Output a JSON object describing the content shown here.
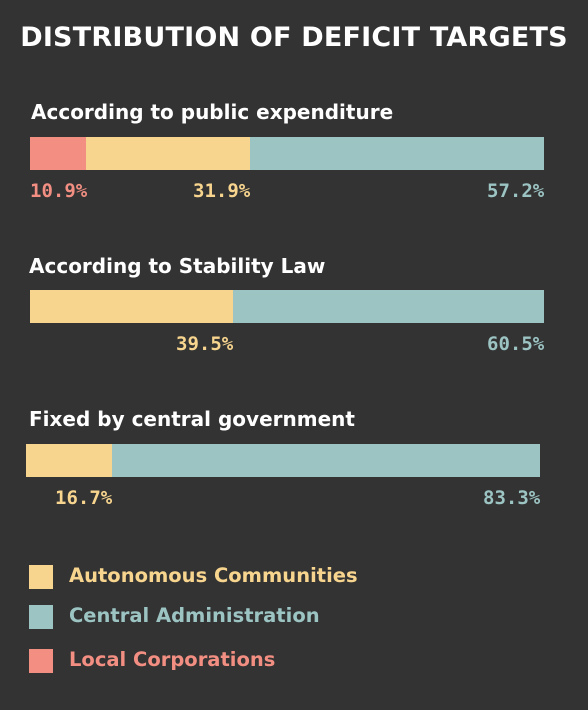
{
  "page_title": "DISTRIBUTION OF DEFICIT TARGETS",
  "colors": {
    "autonomous": "#f8d58e",
    "central": "#9cc4c3",
    "local": "#f28f82"
  },
  "chart_data": [
    {
      "type": "bar",
      "orientation": "horizontal",
      "stacked": true,
      "title": "According to public expenditure",
      "unit": "%",
      "xlim": [
        0,
        100
      ],
      "series": [
        {
          "name": "Local Corporations",
          "key": "local",
          "value": 10.9,
          "label": "10.9%"
        },
        {
          "name": "Autonomous Communities",
          "key": "autonomous",
          "value": 31.9,
          "label": "31.9%"
        },
        {
          "name": "Central Administration",
          "key": "central",
          "value": 57.2,
          "label": "57.2%"
        }
      ]
    },
    {
      "type": "bar",
      "orientation": "horizontal",
      "stacked": true,
      "title": "According to Stability Law",
      "unit": "%",
      "xlim": [
        0,
        100
      ],
      "series": [
        {
          "name": "Autonomous Communities",
          "key": "autonomous",
          "value": 39.5,
          "label": "39.5%"
        },
        {
          "name": "Central Administration",
          "key": "central",
          "value": 60.5,
          "label": "60.5%"
        }
      ]
    },
    {
      "type": "bar",
      "orientation": "horizontal",
      "stacked": true,
      "title": "Fixed by central government",
      "unit": "%",
      "xlim": [
        0,
        100
      ],
      "series": [
        {
          "name": "Autonomous Communities",
          "key": "autonomous",
          "value": 16.7,
          "label": "16.7%"
        },
        {
          "name": "Central Administration",
          "key": "central",
          "value": 83.3,
          "label": "83.3%"
        }
      ]
    }
  ],
  "legend": {
    "position": "bottom-left",
    "items": [
      {
        "label": "Autonomous Communities",
        "key": "autonomous"
      },
      {
        "label": "Central Administration",
        "key": "central"
      },
      {
        "label": "Local Corporations",
        "key": "local"
      }
    ]
  }
}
------------------------------
## [Exercise brief]
Pictures are excluded; repeat every record exactly.

## [Task answer]
Output a JSON object describing the content shown here.
{
  "page_title": "DISTRIBUTION OF DEFICIT TARGETS",
  "colors": {
    "autonomous": "#f8d58e",
    "central": "#9cc4c3",
    "local": "#f28f82"
  },
  "chart_data": [
    {
      "type": "bar",
      "orientation": "horizontal",
      "stacked": true,
      "title": "According to public expenditure",
      "unit": "%",
      "xlim": [
        0,
        100
      ],
      "series": [
        {
          "name": "Local Corporations",
          "key": "local",
          "value": 10.9,
          "label": "10.9%"
        },
        {
          "name": "Autonomous Communities",
          "key": "autonomous",
          "value": 31.9,
          "label": "31.9%"
        },
        {
          "name": "Central Administration",
          "key": "central",
          "value": 57.2,
          "label": "57.2%"
        }
      ]
    },
    {
      "type": "bar",
      "orientation": "horizontal",
      "stacked": true,
      "title": "According to Stability Law",
      "unit": "%",
      "xlim": [
        0,
        100
      ],
      "series": [
        {
          "name": "Autonomous Communities",
          "key": "autonomous",
          "value": 39.5,
          "label": "39.5%"
        },
        {
          "name": "Central Administration",
          "key": "central",
          "value": 60.5,
          "label": "60.5%"
        }
      ]
    },
    {
      "type": "bar",
      "orientation": "horizontal",
      "stacked": true,
      "title": "Fixed by central government",
      "unit": "%",
      "xlim": [
        0,
        100
      ],
      "series": [
        {
          "name": "Autonomous Communities",
          "key": "autonomous",
          "value": 16.7,
          "label": "16.7%"
        },
        {
          "name": "Central Administration",
          "key": "central",
          "value": 83.3,
          "label": "83.3%"
        }
      ]
    }
  ],
  "legend": {
    "position": "bottom-left",
    "items": [
      {
        "label": "Autonomous Communities",
        "key": "autonomous"
      },
      {
        "label": "Central Administration",
        "key": "central"
      },
      {
        "label": "Local Corporations",
        "key": "local"
      }
    ]
  }
}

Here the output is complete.